## PROBLEM TO WORK ON
Skip the pictures and repeat each line of the data exactly.

Saved entries

::::::::::

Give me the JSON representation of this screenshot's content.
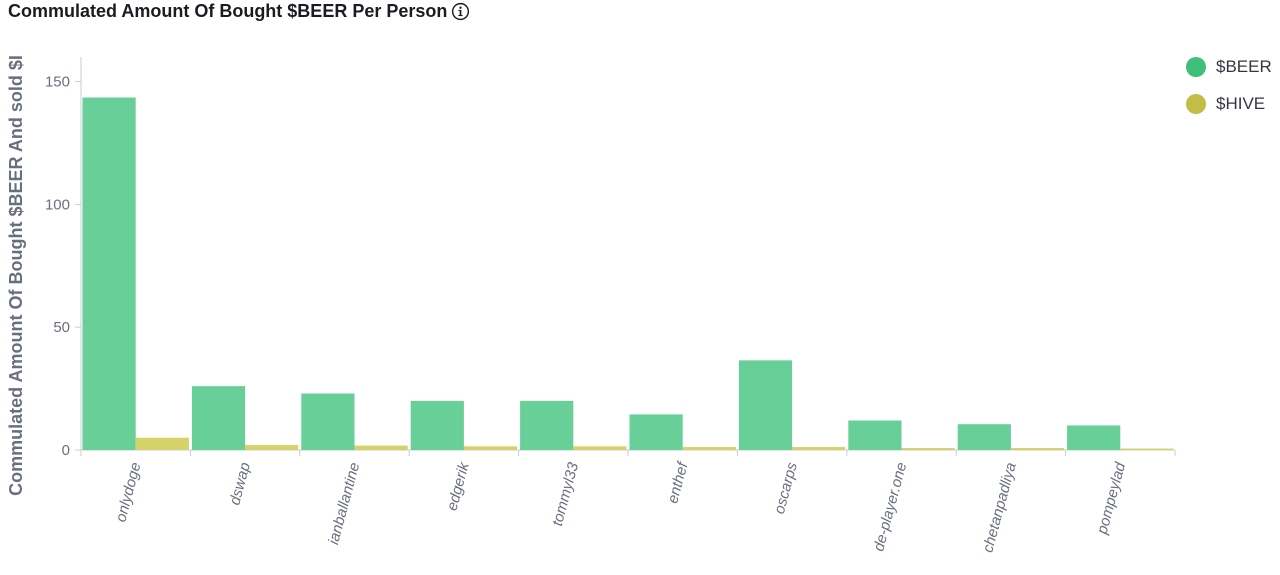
{
  "title": "Commulated Amount Of Bought $BEER Per Person",
  "icons": {
    "info": "info-icon"
  },
  "legend": [
    {
      "label": "$BEER",
      "color": "#3ebf7a"
    },
    {
      "label": "$HIVE",
      "color": "#c1bd46"
    }
  ],
  "chart_data": {
    "type": "bar",
    "title": "Commulated Amount Of Bought $BEER Per Person",
    "ylabel": "Commulated Amount Of Bought $BEER And sold $I",
    "xlabel": "",
    "ylim": [
      0,
      160
    ],
    "yticks": [
      0,
      50,
      100,
      150
    ],
    "categories": [
      "onlydoge",
      "dswap",
      "ianballantine",
      "edgerik",
      "tommyl33",
      "enthef",
      "oscarps",
      "de-player.one",
      "chetanpadliya",
      "pompeylad"
    ],
    "series": [
      {
        "name": "$BEER",
        "color": "#68cf98",
        "values": [
          143.5,
          26,
          23,
          20,
          20,
          14.5,
          36.5,
          12,
          10.5,
          10
        ]
      },
      {
        "name": "$HIVE",
        "color": "#d6d26a",
        "values": [
          5,
          2,
          1.8,
          1.5,
          1.5,
          1.2,
          1.2,
          0.8,
          0.8,
          0.6
        ]
      }
    ],
    "legend_position": "top-right",
    "grid": false
  }
}
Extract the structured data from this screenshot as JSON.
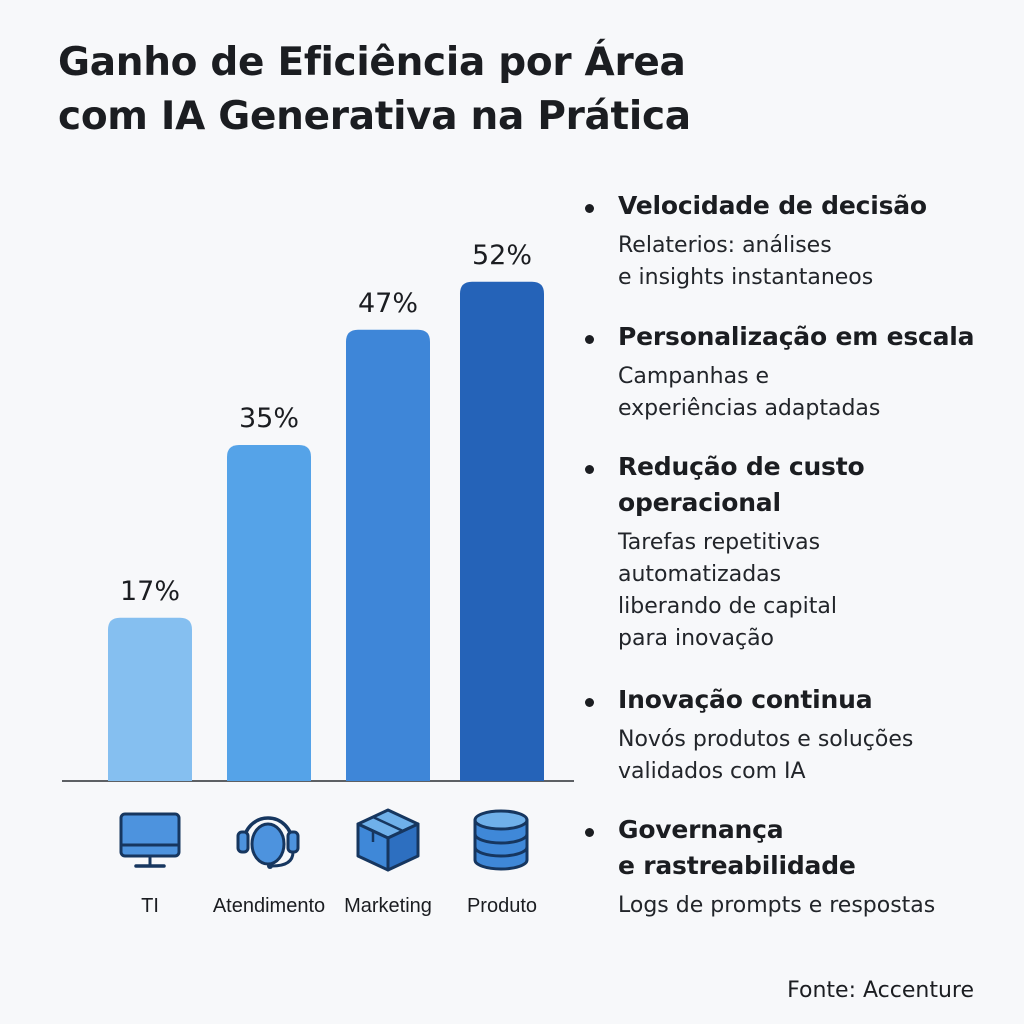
{
  "header": {
    "title_line1": "Ganho de Eficiência por Área",
    "title_line2": "com IA Generativa na Prática"
  },
  "chart_data": {
    "type": "bar",
    "title": "Ganho de Eficiência por Área com IA Generativa na Prática",
    "categories": [
      "TI",
      "Atendimento",
      "Marketing",
      "Produto"
    ],
    "values": [
      17,
      35,
      47,
      52
    ],
    "value_labels": [
      "17%",
      "35%",
      "47%",
      "52%"
    ],
    "bar_colors": [
      "#85bff0",
      "#55a3e8",
      "#3e86d8",
      "#2563b8"
    ],
    "icons": [
      "monitor-icon",
      "headset-icon",
      "box-icon",
      "database-icon"
    ],
    "grid": false,
    "legend": "none"
  },
  "bullets": [
    {
      "head": "Velocidade de decisão",
      "desc": "Relaterios: análises\ne insights instantaneos"
    },
    {
      "head": "Personalização em escala",
      "desc": "Campanhas e\nexperiências adaptadas"
    },
    {
      "head": "Redução de custo\noperacional",
      "desc": "Tarefas repetitivas\nautomatizadas\nliberando de  capital\npara inovação"
    },
    {
      "head": "Inovação continua",
      "desc": "Novós produtos e soluções\nvalidados com IA"
    },
    {
      "head": "Governança\ne rastreabilidade",
      "desc": "Logs de prompts e respostas"
    }
  ],
  "footer": {
    "source": "Fonte: Accenture"
  }
}
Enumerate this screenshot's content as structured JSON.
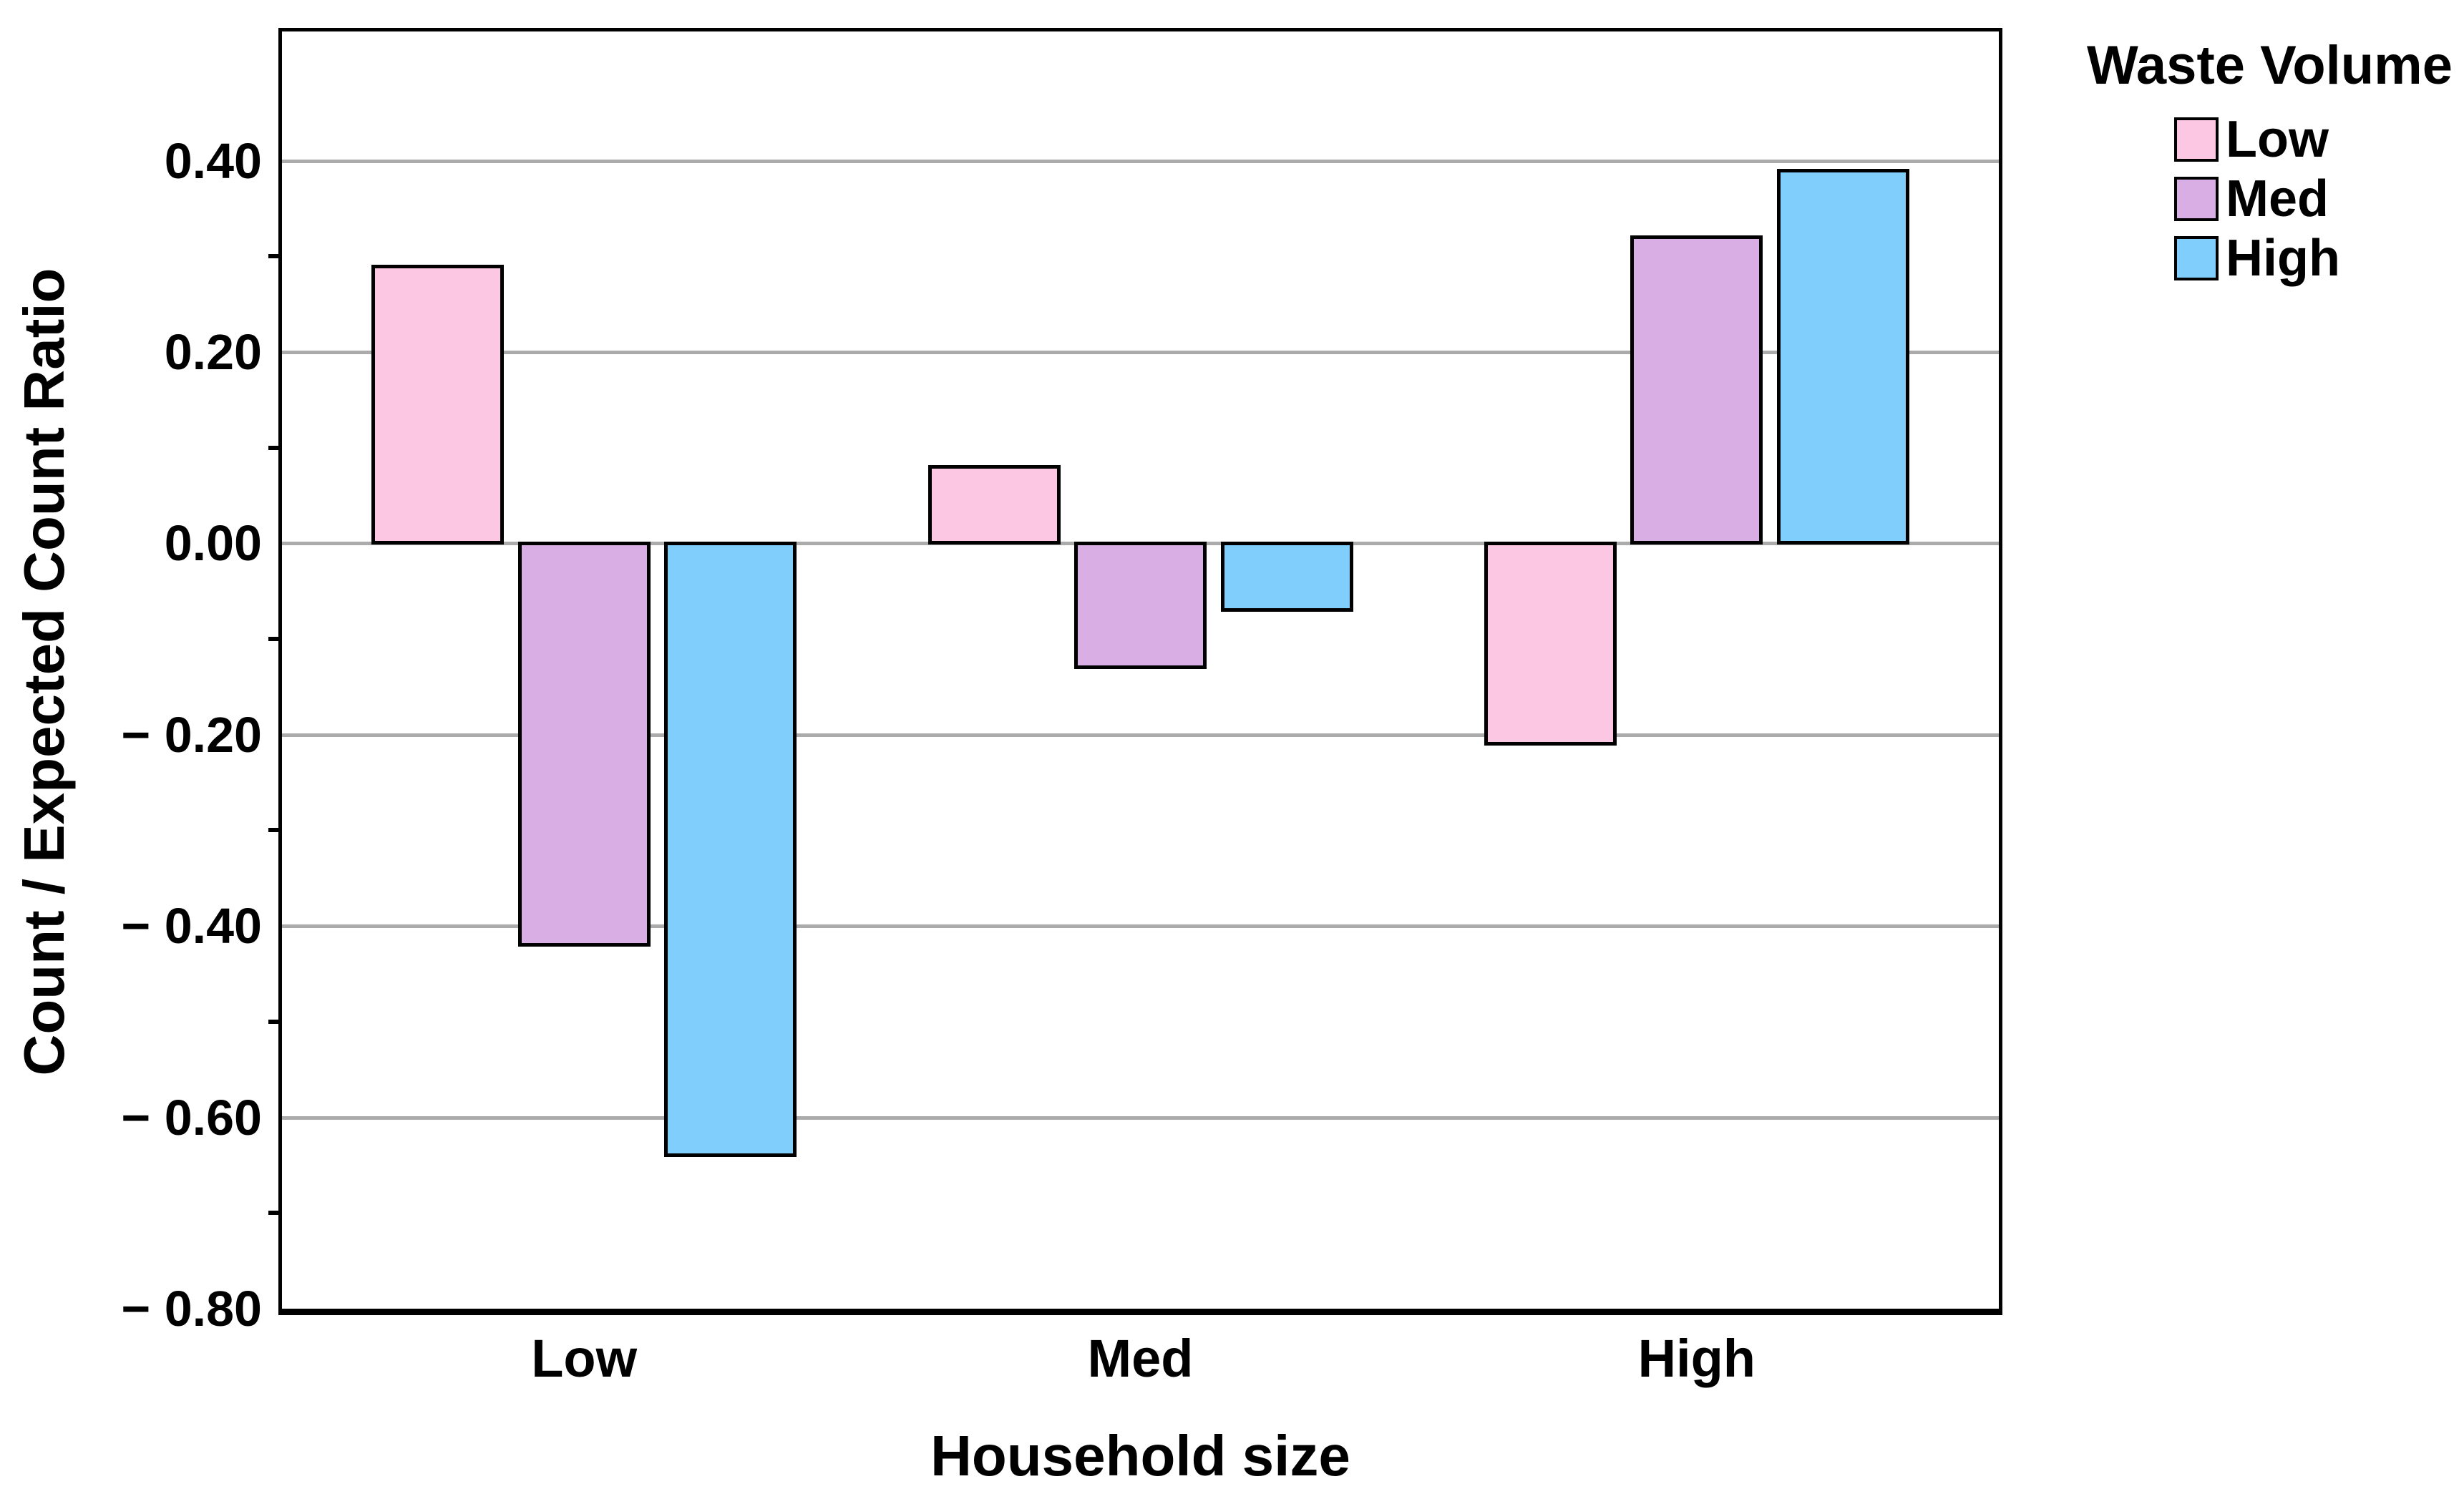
{
  "chart_data": {
    "type": "bar",
    "categories": [
      "Low",
      "Med",
      "High"
    ],
    "series": [
      {
        "name": "Low",
        "color": "#FCC7E2",
        "values": [
          0.29,
          0.08,
          -0.21
        ]
      },
      {
        "name": "Med",
        "color": "#D8AEE4",
        "values": [
          -0.42,
          -0.13,
          0.32
        ]
      },
      {
        "name": "High",
        "color": "#7FCEFB",
        "values": [
          -0.64,
          -0.07,
          0.39
        ]
      }
    ],
    "xlabel": "Household size",
    "ylabel": "Count / Expected Count Ratio",
    "ylim": [
      -0.8,
      0.535
    ],
    "yticks": [
      0.4,
      0.2,
      0.0,
      -0.2,
      -0.4,
      -0.6,
      -0.8
    ],
    "ytick_labels": [
      "0.40",
      "0.20",
      "0.00",
      "− 0.20",
      "− 0.40",
      "− 0.60",
      "− 0.80"
    ],
    "minor_ticks": [
      0.3,
      0.1,
      -0.1,
      -0.3,
      -0.5,
      -0.7
    ],
    "grid": true,
    "legend_title": "Waste Volume",
    "legend_position": "top-right"
  },
  "colors": {
    "gridline": "#ABABAB",
    "frame": "#000000",
    "bar_border": "#000000",
    "background": "#FFFFFF"
  }
}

::::::::::

## SOLUTION TO THIS EXERCISE
Give me the JSON representation of this screenshot's content.
{
  "title": "Commulated Amount Of Bought $BEER Per Person",
  "icons": {
    "info": "info-icon"
  },
  "legend": [
    {
      "label": "$BEER",
      "color": "#3ebf7a"
    },
    {
      "label": "$HIVE",
      "color": "#c1bd46"
    }
  ],
  "chart_data": {
    "type": "bar",
    "title": "Commulated Amount Of Bought $BEER Per Person",
    "ylabel": "Commulated Amount Of Bought $BEER And sold $I",
    "xlabel": "",
    "ylim": [
      0,
      160
    ],
    "yticks": [
      0,
      50,
      100,
      150
    ],
    "categories": [
      "onlydoge",
      "dswap",
      "ianballantine",
      "edgerik",
      "tommyl33",
      "enthef",
      "oscarps",
      "de-player.one",
      "chetanpadliya",
      "pompeylad"
    ],
    "series": [
      {
        "name": "$BEER",
        "color": "#68cf98",
        "values": [
          143.5,
          26,
          23,
          20,
          20,
          14.5,
          36.5,
          12,
          10.5,
          10
        ]
      },
      {
        "name": "$HIVE",
        "color": "#d6d26a",
        "values": [
          5,
          2,
          1.8,
          1.5,
          1.5,
          1.2,
          1.2,
          0.8,
          0.8,
          0.6
        ]
      }
    ],
    "legend_position": "top-right",
    "grid": false
  }
}
Extract the structured data from this screenshot as JSON.
{
  "header": {
    "title_line1": "Ganho de Eficiência por Área",
    "title_line2": "com IA Generativa na Prática"
  },
  "chart_data": {
    "type": "bar",
    "title": "Ganho de Eficiência por Área com IA Generativa na Prática",
    "categories": [
      "TI",
      "Atendimento",
      "Marketing",
      "Produto"
    ],
    "values": [
      17,
      35,
      47,
      52
    ],
    "value_labels": [
      "17%",
      "35%",
      "47%",
      "52%"
    ],
    "bar_colors": [
      "#85bff0",
      "#55a3e8",
      "#3e86d8",
      "#2563b8"
    ],
    "icons": [
      "monitor-icon",
      "headset-icon",
      "box-icon",
      "database-icon"
    ],
    "grid": false,
    "legend": "none"
  },
  "bullets": [
    {
      "head": "Velocidade de decisão",
      "desc": "Relaterios: análises\ne insights instantaneos"
    },
    {
      "head": "Personalização em escala",
      "desc": "Campanhas e\nexperiências adaptadas"
    },
    {
      "head": "Redução de custo\noperacional",
      "desc": "Tarefas repetitivas\nautomatizadas\nliberando de  capital\npara inovação"
    },
    {
      "head": "Inovação continua",
      "desc": "Novós produtos e soluções\nvalidados com IA"
    },
    {
      "head": "Governança\ne rastreabilidade",
      "desc": "Logs de prompts e respostas"
    }
  ],
  "footer": {
    "source": "Fonte: Accenture"
  }
}
Enumerate this screenshot's content as structured JSON.
{
  "chart_data": {
    "type": "bar",
    "categories": [
      "Low",
      "Med",
      "High"
    ],
    "series": [
      {
        "name": "Low",
        "color": "#FCC7E2",
        "values": [
          0.29,
          0.08,
          -0.21
        ]
      },
      {
        "name": "Med",
        "color": "#D8AEE4",
        "values": [
          -0.42,
          -0.13,
          0.32
        ]
      },
      {
        "name": "High",
        "color": "#7FCEFB",
        "values": [
          -0.64,
          -0.07,
          0.39
        ]
      }
    ],
    "xlabel": "Household size",
    "ylabel": "Count / Expected Count Ratio",
    "ylim": [
      -0.8,
      0.535
    ],
    "yticks": [
      0.4,
      0.2,
      0.0,
      -0.2,
      -0.4,
      -0.6,
      -0.8
    ],
    "ytick_labels": [
      "0.40",
      "0.20",
      "0.00",
      "− 0.20",
      "− 0.40",
      "− 0.60",
      "− 0.80"
    ],
    "minor_ticks": [
      0.3,
      0.1,
      -0.1,
      -0.3,
      -0.5,
      -0.7
    ],
    "grid": true,
    "legend_title": "Waste Volume",
    "legend_position": "top-right"
  },
  "colors": {
    "gridline": "#ABABAB",
    "frame": "#000000",
    "bar_border": "#000000",
    "background": "#FFFFFF"
  }
}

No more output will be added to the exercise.